>>>>

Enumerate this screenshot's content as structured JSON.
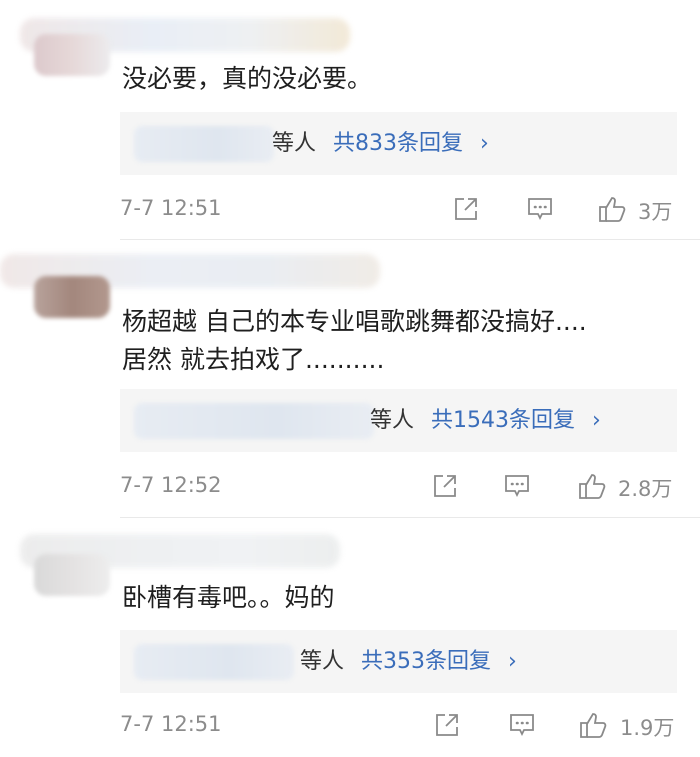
{
  "comments": [
    {
      "text": "没必要，真的没必要。",
      "reply_suffix": "等人",
      "reply_total": "共833条回复",
      "reply_chevron": "›",
      "time": "7-7 12:51",
      "likes": "3万"
    },
    {
      "text": "杨超越 自己的本专业唱歌跳舞都没搞好....\n居然 就去拍戏了..........",
      "reply_suffix": "等人",
      "reply_total": "共1543条回复",
      "reply_chevron": "›",
      "time": "7-7 12:52",
      "likes": "2.8万"
    },
    {
      "text": "卧槽有毒吧。。妈的",
      "reply_suffix": "等人",
      "reply_total": "共353条回复",
      "reply_chevron": "›",
      "time": "7-7 12:51",
      "likes": "1.9万"
    }
  ],
  "icons": {
    "share": "share-icon",
    "comment": "comment-icon",
    "like": "thumbs-up-icon"
  },
  "colors": {
    "link_blue": "#3a6dba",
    "meta_gray": "#8c8c8c",
    "reply_bg": "#f5f5f5"
  }
}
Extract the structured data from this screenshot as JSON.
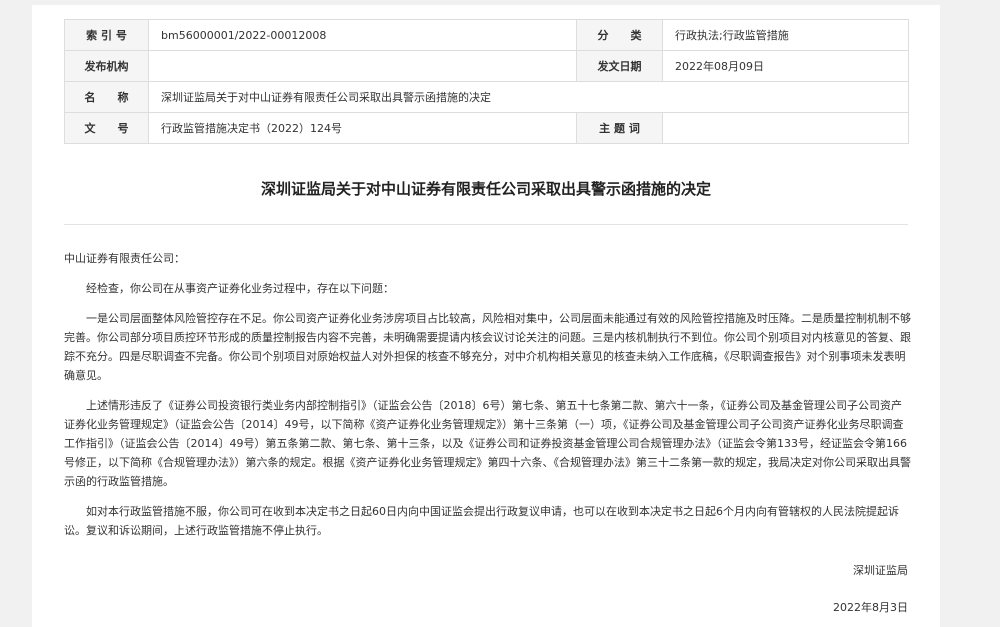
{
  "meta": {
    "index_label": "索 引 号",
    "index_value": "bm56000001/2022-00012008",
    "category_label": "分　　类",
    "category_value": "行政执法;行政监管措施",
    "publisher_label": "发布机构",
    "publisher_value": "",
    "date_label": "发文日期",
    "date_value": "2022年08月09日",
    "name_label": "名　　称",
    "name_value": "深圳证监局关于对中山证券有限责任公司采取出具警示函措施的决定",
    "docno_label": "文　　号",
    "docno_value": "行政监管措施决定书（2022）124号",
    "subject_label": "主 题 词",
    "subject_value": ""
  },
  "document": {
    "title": "深圳证监局关于对中山证券有限责任公司采取出具警示函措施的决定",
    "salutation": "中山证券有限责任公司：",
    "paragraphs": [
      "经检查，你公司在从事资产证券化业务过程中，存在以下问题：",
      "一是公司层面整体风险管控存在不足。你公司资产证券化业务涉房项目占比较高，风险相对集中，公司层面未能通过有效的风险管控措施及时压降。二是质量控制机制不够完善。你公司部分项目质控环节形成的质量控制报告内容不完善，未明确需要提请内核会议讨论关注的问题。三是内核机制执行不到位。你公司个别项目对内核意见的答复、跟踪不充分。四是尽职调查不完备。你公司个别项目对原始权益人对外担保的核查不够充分，对中介机构相关意见的核查未纳入工作底稿，《尽职调查报告》对个别事项未发表明确意见。",
      "上述情形违反了《证券公司投资银行类业务内部控制指引》（证监会公告〔2018〕6号）第七条、第五十七条第二款、第六十一条，《证券公司及基金管理公司子公司资产证券化业务管理规定》（证监会公告〔2014〕49号，以下简称《资产证券化业务管理规定》）第十三条第（一）项，《证券公司及基金管理公司子公司资产证券化业务尽职调查工作指引》（证监会公告〔2014〕49号）第五条第二款、第七条、第十三条，以及《证券公司和证券投资基金管理公司合规管理办法》（证监会令第133号，经证监会令第166号修正，以下简称《合规管理办法》）第六条的规定。根据《资产证券化业务管理规定》第四十六条、《合规管理办法》第三十二条第一款的规定，我局决定对你公司采取出具警示函的行政监管措施。",
      "如对本行政监管措施不服，你公司可在收到本决定书之日起60日内向中国证监会提出行政复议申请，也可以在收到本决定书之日起6个月内向有管辖权的人民法院提起诉讼。复议和诉讼期间，上述行政监管措施不停止执行。"
    ],
    "signature": "深圳证监局",
    "sign_date": "2022年8月3日"
  }
}
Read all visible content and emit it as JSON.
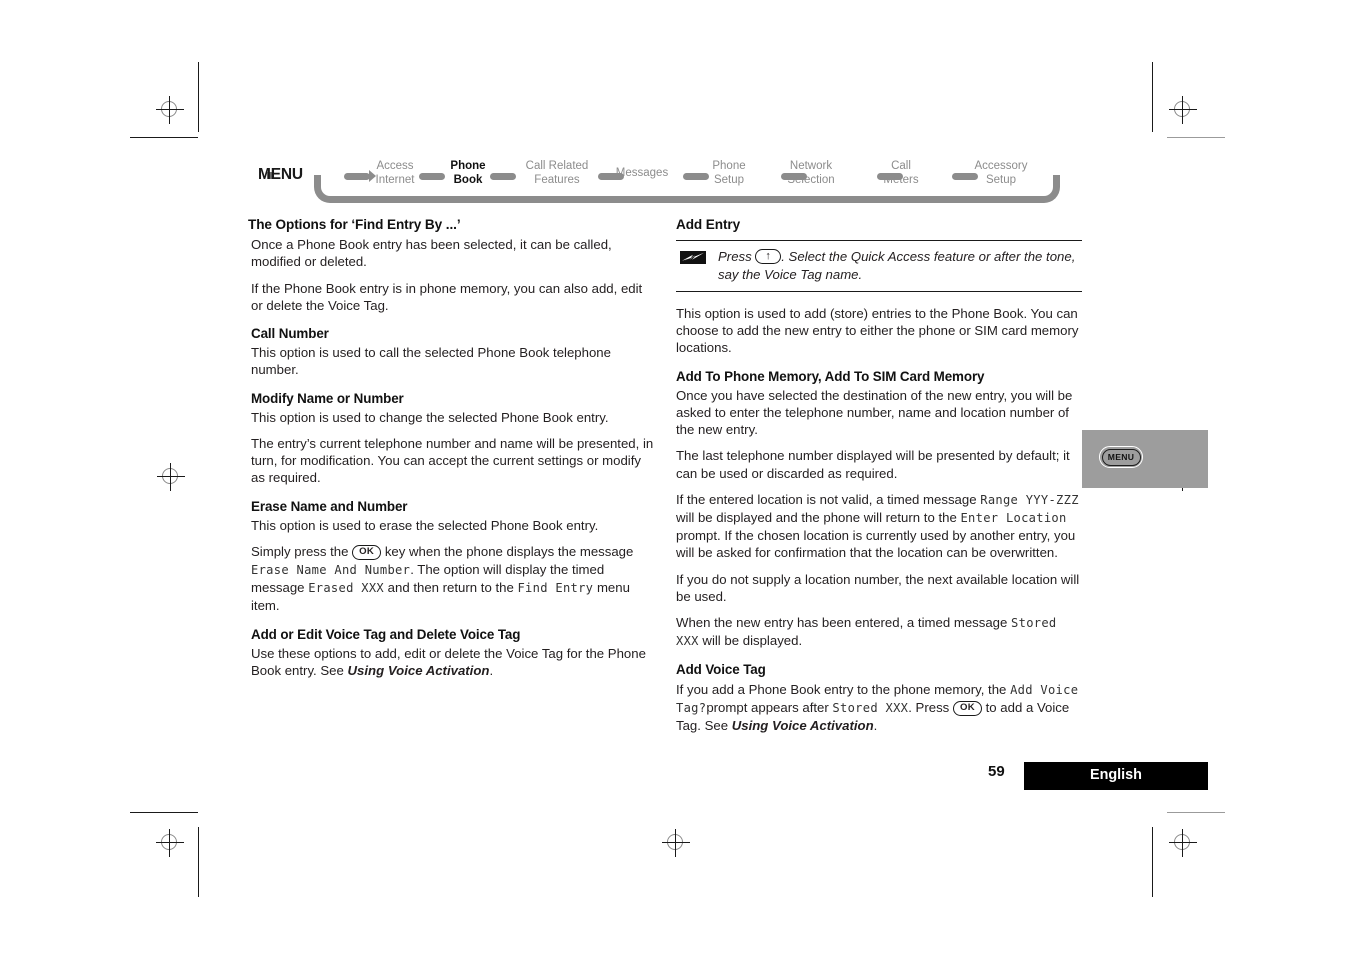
{
  "menu_map": {
    "root_label": "MENU",
    "items": [
      {
        "line1": "Access",
        "line2": "Internet",
        "current": false
      },
      {
        "line1": "Phone",
        "line2": "Book",
        "current": true
      },
      {
        "line1": "Call Related",
        "line2": "Features",
        "current": false
      },
      {
        "line1": "Messages",
        "line2": "",
        "current": false
      },
      {
        "line1": "Phone",
        "line2": "Setup",
        "current": false
      },
      {
        "line1": "Network",
        "line2": "Selection",
        "current": false
      },
      {
        "line1": "Call",
        "line2": "Meters",
        "current": false
      },
      {
        "line1": "Accessory",
        "line2": "Setup",
        "current": false
      }
    ]
  },
  "left_column": {
    "section_title": "The Options for ‘Find Entry By ...’",
    "intro_p1": "Once a Phone Book entry has been selected, it can be called, modified or deleted.",
    "intro_p2": "If the Phone Book entry is in phone memory, you can also add, edit or delete the Voice Tag.",
    "call_number": {
      "heading": "Call Number",
      "body": "This option is used to call the selected Phone Book telephone number."
    },
    "modify_name": {
      "heading": "Modify Name or Number",
      "body1": "This option is used to change the selected Phone Book entry.",
      "body2": "The entry’s current telephone number and name will be presented, in turn, for modification. You can accept the current settings or modify as required."
    },
    "erase_name": {
      "heading": "Erase Name and Number",
      "body1": "This option is used to erase the selected Phone Book entry.",
      "body2_a": "Simply press the",
      "body2_key": "OK",
      "body2_b": "key when the phone displays the message",
      "body2_lcd1": "Erase Name And Number",
      "body2_c": ". The option will display the timed message",
      "body2_lcd2": "Erased XXX",
      "body2_d": "and then return to the",
      "body2_lcd3": "Find Entry",
      "body2_e": "menu item."
    },
    "voice_tag": {
      "heading": "Add or Edit Voice Tag and Delete Voice Tag",
      "body_a": "Use these options to add, edit or delete the Voice Tag for the Phone Book entry. See",
      "body_ref": "Using Voice Activation",
      "body_b": "."
    }
  },
  "right_column": {
    "section_title": "Add Entry",
    "note": {
      "icon": "lightning-bolt-icon",
      "text_a": "Press",
      "key": "↑",
      "text_b": ". Select the Quick Access feature or after the tone, say the Voice Tag name."
    },
    "intro": "This option is used to add (store) entries to the Phone Book. You can choose to add the new entry to either the phone or SIM card memory locations.",
    "add_to_memory": {
      "heading": "Add To Phone Memory, Add To SIM Card Memory",
      "body1": "Once you have selected the destination of the new entry, you will be asked to enter the telephone number, name and location number of the new entry.",
      "body2": "The last telephone number displayed will be presented by default; it can be used or discarded as required.",
      "body3_a": "If the entered location is not valid, a timed message",
      "body3_lcd1": "Range YYY-ZZZ",
      "body3_b": "will be displayed and the phone will return to the",
      "body3_lcd2": "Enter Location",
      "body3_c": "prompt. If the chosen location is currently used by another entry, you will be asked for confirmation that the location can be overwritten.",
      "body4": "If you do not supply a location number, the next available location will be used.",
      "body5_a": "When the new entry has been entered, a timed message",
      "body5_lcd": "Stored XXX",
      "body5_b": "will be displayed."
    },
    "add_voice_tag": {
      "heading": "Add Voice Tag",
      "body_a": "If you add a Phone Book entry to the phone memory, the",
      "lcd1": "Add Voice Tag?",
      "body_b": "prompt appears after",
      "lcd2": "Stored XXX",
      "body_c": ". Press",
      "key": "OK",
      "body_d": "to add a Voice Tag. See",
      "ref": "Using Voice Activation",
      "body_e": "."
    }
  },
  "thumb_tab": {
    "button_label": "MENU"
  },
  "footer": {
    "page_number": "59",
    "language": "English"
  },
  "colors": {
    "menu_gray": "#8c8c8c",
    "tab_gray": "#9d9d9d",
    "footer_bar": "#000000",
    "text": "#231f20"
  }
}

<<<<

- _Prompt_
Copy out all lines from the material above that contain the string "will".

- _Result below_
      "body2": "The entry’s current telephone number and name will be presented, in turn, for modification. You can accept the current settings or modify as required."
      "body2_c": ". The option will display the timed message",
      "body1": "Once you have selected the destination of the new entry, you will be asked to enter the telephone number, name and location number of the new entry.",
      "body2": "The last telephone number displayed will be presented by default; it can be used or discarded as required.",
      "body3_b": "will be displayed and the phone will return to the",
      "body3_c": "prompt. If the chosen location is currently used by another entry, you will be asked for confirmation that the location can be overwritten.",
      "body4": "If you do not supply a location number, the next available location will be used.",
      "body5_b": "will be displayed."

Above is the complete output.